Excerpts from a figure dataset:

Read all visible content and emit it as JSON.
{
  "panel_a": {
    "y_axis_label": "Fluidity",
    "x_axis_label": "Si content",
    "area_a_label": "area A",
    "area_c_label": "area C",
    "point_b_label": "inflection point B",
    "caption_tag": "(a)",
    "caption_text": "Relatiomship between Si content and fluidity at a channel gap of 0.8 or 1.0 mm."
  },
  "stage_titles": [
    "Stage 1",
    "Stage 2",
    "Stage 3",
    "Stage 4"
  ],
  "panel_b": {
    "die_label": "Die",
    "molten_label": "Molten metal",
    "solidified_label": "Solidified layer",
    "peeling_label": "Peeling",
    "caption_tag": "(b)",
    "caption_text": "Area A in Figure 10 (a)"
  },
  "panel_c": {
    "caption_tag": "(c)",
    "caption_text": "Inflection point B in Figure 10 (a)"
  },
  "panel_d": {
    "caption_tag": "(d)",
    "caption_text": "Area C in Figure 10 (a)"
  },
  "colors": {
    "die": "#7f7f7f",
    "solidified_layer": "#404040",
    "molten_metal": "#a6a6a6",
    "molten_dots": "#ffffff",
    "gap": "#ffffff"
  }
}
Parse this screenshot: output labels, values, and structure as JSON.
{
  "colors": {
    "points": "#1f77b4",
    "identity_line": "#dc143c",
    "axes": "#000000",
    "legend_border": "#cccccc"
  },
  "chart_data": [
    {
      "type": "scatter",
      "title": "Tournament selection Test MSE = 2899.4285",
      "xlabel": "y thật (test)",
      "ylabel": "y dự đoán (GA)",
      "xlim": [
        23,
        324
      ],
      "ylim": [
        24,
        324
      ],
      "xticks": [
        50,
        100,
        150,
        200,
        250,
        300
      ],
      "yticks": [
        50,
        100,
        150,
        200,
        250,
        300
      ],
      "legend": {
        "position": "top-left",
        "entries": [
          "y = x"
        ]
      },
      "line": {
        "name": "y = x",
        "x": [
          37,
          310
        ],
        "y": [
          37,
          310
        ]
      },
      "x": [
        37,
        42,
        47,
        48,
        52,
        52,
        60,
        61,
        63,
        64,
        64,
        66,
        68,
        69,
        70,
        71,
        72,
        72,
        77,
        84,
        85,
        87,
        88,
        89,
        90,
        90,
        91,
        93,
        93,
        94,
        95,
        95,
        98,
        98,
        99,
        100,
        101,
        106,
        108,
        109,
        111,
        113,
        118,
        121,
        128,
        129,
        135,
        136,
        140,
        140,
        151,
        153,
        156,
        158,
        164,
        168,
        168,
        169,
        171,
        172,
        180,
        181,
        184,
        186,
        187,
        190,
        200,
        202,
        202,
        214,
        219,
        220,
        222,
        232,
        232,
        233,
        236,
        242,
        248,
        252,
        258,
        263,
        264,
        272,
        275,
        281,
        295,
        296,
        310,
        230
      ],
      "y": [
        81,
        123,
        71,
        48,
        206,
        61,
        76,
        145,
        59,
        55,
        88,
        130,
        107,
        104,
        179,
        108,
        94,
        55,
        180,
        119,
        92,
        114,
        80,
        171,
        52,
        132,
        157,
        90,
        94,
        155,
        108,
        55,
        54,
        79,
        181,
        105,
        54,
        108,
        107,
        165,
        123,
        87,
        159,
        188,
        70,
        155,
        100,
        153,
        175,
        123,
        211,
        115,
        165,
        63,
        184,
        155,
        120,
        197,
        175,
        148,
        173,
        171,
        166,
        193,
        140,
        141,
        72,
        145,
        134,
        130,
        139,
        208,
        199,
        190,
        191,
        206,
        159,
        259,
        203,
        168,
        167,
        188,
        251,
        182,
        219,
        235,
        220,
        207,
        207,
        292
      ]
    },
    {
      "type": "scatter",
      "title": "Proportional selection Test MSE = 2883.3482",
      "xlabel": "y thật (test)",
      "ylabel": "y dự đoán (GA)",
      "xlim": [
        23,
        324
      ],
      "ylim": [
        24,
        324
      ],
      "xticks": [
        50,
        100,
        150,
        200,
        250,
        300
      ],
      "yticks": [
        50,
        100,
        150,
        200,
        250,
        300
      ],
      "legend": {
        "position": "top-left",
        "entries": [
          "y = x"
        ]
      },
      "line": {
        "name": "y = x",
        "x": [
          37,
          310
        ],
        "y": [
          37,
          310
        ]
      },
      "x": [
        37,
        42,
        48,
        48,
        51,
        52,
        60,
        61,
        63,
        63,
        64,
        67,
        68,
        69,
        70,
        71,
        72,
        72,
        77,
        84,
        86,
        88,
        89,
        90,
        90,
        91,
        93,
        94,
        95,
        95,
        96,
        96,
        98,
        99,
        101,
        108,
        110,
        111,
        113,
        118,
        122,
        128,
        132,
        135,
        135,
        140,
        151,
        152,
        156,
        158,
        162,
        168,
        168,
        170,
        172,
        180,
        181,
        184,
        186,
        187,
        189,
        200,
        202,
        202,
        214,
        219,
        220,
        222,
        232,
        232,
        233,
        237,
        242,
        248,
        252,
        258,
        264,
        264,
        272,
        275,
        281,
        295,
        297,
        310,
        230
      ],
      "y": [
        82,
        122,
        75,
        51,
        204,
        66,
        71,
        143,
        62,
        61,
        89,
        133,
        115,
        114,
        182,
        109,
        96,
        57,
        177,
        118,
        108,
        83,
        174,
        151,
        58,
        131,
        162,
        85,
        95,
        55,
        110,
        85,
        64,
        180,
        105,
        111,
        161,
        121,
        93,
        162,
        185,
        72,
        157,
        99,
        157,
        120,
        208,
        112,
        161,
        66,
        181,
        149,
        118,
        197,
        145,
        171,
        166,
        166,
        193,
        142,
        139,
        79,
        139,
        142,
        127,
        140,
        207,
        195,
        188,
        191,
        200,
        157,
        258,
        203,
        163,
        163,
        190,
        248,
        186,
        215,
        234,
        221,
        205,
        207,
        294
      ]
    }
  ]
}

§ **Task to carry out**
All records above must be set down exactly, please.

§ **Task output**
Read all visible content and emit it as JSON.
{
  "panel_a": {
    "y_axis_label": "Fluidity",
    "x_axis_label": "Si content",
    "area_a_label": "area A",
    "area_c_label": "area C",
    "point_b_label": "inflection point B",
    "caption_tag": "(a)",
    "caption_text": "Relatiomship between Si content and fluidity at a channel gap of 0.8 or 1.0 mm."
  },
  "stage_titles": [
    "Stage 1",
    "Stage 2",
    "Stage 3",
    "Stage 4"
  ],
  "panel_b": {
    "die_label": "Die",
    "molten_label": "Molten metal",
    "solidified_label": "Solidified layer",
    "peeling_label": "Peeling",
    "caption_tag": "(b)",
    "caption_text": "Area A in Figure 10 (a)"
  },
  "panel_c": {
    "caption_tag": "(c)",
    "caption_text": "Inflection point B in Figure 10 (a)"
  },
  "panel_d": {
    "caption_tag": "(d)",
    "caption_text": "Area C in Figure 10 (a)"
  },
  "colors": {
    "die": "#7f7f7f",
    "solidified_layer": "#404040",
    "molten_metal": "#a6a6a6",
    "molten_dots": "#ffffff",
    "gap": "#ffffff"
  }
}
Parse this screenshot: output labels, values, and structure as JSON.
{
  "colors": {
    "points": "#1f77b4",
    "identity_line": "#dc143c",
    "axes": "#000000",
    "legend_border": "#cccccc"
  },
  "chart_data": [
    {
      "type": "scatter",
      "title": "Tournament selection Test MSE = 2899.4285",
      "xlabel": "y thật (test)",
      "ylabel": "y dự đoán (GA)",
      "xlim": [
        23,
        324
      ],
      "ylim": [
        24,
        324
      ],
      "xticks": [
        50,
        100,
        150,
        200,
        250,
        300
      ],
      "yticks": [
        50,
        100,
        150,
        200,
        250,
        300
      ],
      "legend": {
        "position": "top-left",
        "entries": [
          "y = x"
        ]
      },
      "line": {
        "name": "y = x",
        "x": [
          37,
          310
        ],
        "y": [
          37,
          310
        ]
      },
      "x": [
        37,
        42,
        47,
        48,
        52,
        52,
        60,
        61,
        63,
        64,
        64,
        66,
        68,
        69,
        70,
        71,
        72,
        72,
        77,
        84,
        85,
        87,
        88,
        89,
        90,
        90,
        91,
        93,
        93,
        94,
        95,
        95,
        98,
        98,
        99,
        100,
        101,
        106,
        108,
        109,
        111,
        113,
        118,
        121,
        128,
        129,
        135,
        136,
        140,
        140,
        151,
        153,
        156,
        158,
        164,
        168,
        168,
        169,
        171,
        172,
        180,
        181,
        184,
        186,
        187,
        190,
        200,
        202,
        202,
        214,
        219,
        220,
        222,
        232,
        232,
        233,
        236,
        242,
        248,
        252,
        258,
        263,
        264,
        272,
        275,
        281,
        295,
        296,
        310,
        230
      ],
      "y": [
        81,
        123,
        71,
        48,
        206,
        61,
        76,
        145,
        59,
        55,
        88,
        130,
        107,
        104,
        179,
        108,
        94,
        55,
        180,
        119,
        92,
        114,
        80,
        171,
        52,
        132,
        157,
        90,
        94,
        155,
        108,
        55,
        54,
        79,
        181,
        105,
        54,
        108,
        107,
        165,
        123,
        87,
        159,
        188,
        70,
        155,
        100,
        153,
        175,
        123,
        211,
        115,
        165,
        63,
        184,
        155,
        120,
        197,
        175,
        148,
        173,
        171,
        166,
        193,
        140,
        141,
        72,
        145,
        134,
        130,
        139,
        208,
        199,
        190,
        191,
        206,
        159,
        259,
        203,
        168,
        167,
        188,
        251,
        182,
        219,
        235,
        220,
        207,
        207,
        292
      ]
    },
    {
      "type": "scatter",
      "title": "Proportional selection Test MSE = 2883.3482",
      "xlabel": "y thật (test)",
      "ylabel": "y dự đoán (GA)",
      "xlim": [
        23,
        324
      ],
      "ylim": [
        24,
        324
      ],
      "xticks": [
        50,
        100,
        150,
        200,
        250,
        300
      ],
      "yticks": [
        50,
        100,
        150,
        200,
        250,
        300
      ],
      "legend": {
        "position": "top-left",
        "entries": [
          "y = x"
        ]
      },
      "line": {
        "name": "y = x",
        "x": [
          37,
          310
        ],
        "y": [
          37,
          310
        ]
      },
      "x": [
        37,
        42,
        48,
        48,
        51,
        52,
        60,
        61,
        63,
        63,
        64,
        67,
        68,
        69,
        70,
        71,
        72,
        72,
        77,
        84,
        86,
        88,
        89,
        90,
        90,
        91,
        93,
        94,
        95,
        95,
        96,
        96,
        98,
        99,
        101,
        108,
        110,
        111,
        113,
        118,
        122,
        128,
        132,
        135,
        135,
        140,
        151,
        152,
        156,
        158,
        162,
        168,
        168,
        170,
        172,
        180,
        181,
        184,
        186,
        187,
        189,
        200,
        202,
        202,
        214,
        219,
        220,
        222,
        232,
        232,
        233,
        237,
        242,
        248,
        252,
        258,
        264,
        264,
        272,
        275,
        281,
        295,
        297,
        310,
        230
      ],
      "y": [
        82,
        122,
        75,
        51,
        204,
        66,
        71,
        143,
        62,
        61,
        89,
        133,
        115,
        114,
        182,
        109,
        96,
        57,
        177,
        118,
        108,
        83,
        174,
        151,
        58,
        131,
        162,
        85,
        95,
        55,
        110,
        85,
        64,
        180,
        105,
        111,
        161,
        121,
        93,
        162,
        185,
        72,
        157,
        99,
        157,
        120,
        208,
        112,
        161,
        66,
        181,
        149,
        118,
        197,
        145,
        171,
        166,
        166,
        193,
        142,
        139,
        79,
        139,
        142,
        127,
        140,
        207,
        195,
        188,
        191,
        200,
        157,
        258,
        203,
        163,
        163,
        190,
        248,
        186,
        215,
        234,
        221,
        205,
        207,
        294
      ]
    }
  ]
}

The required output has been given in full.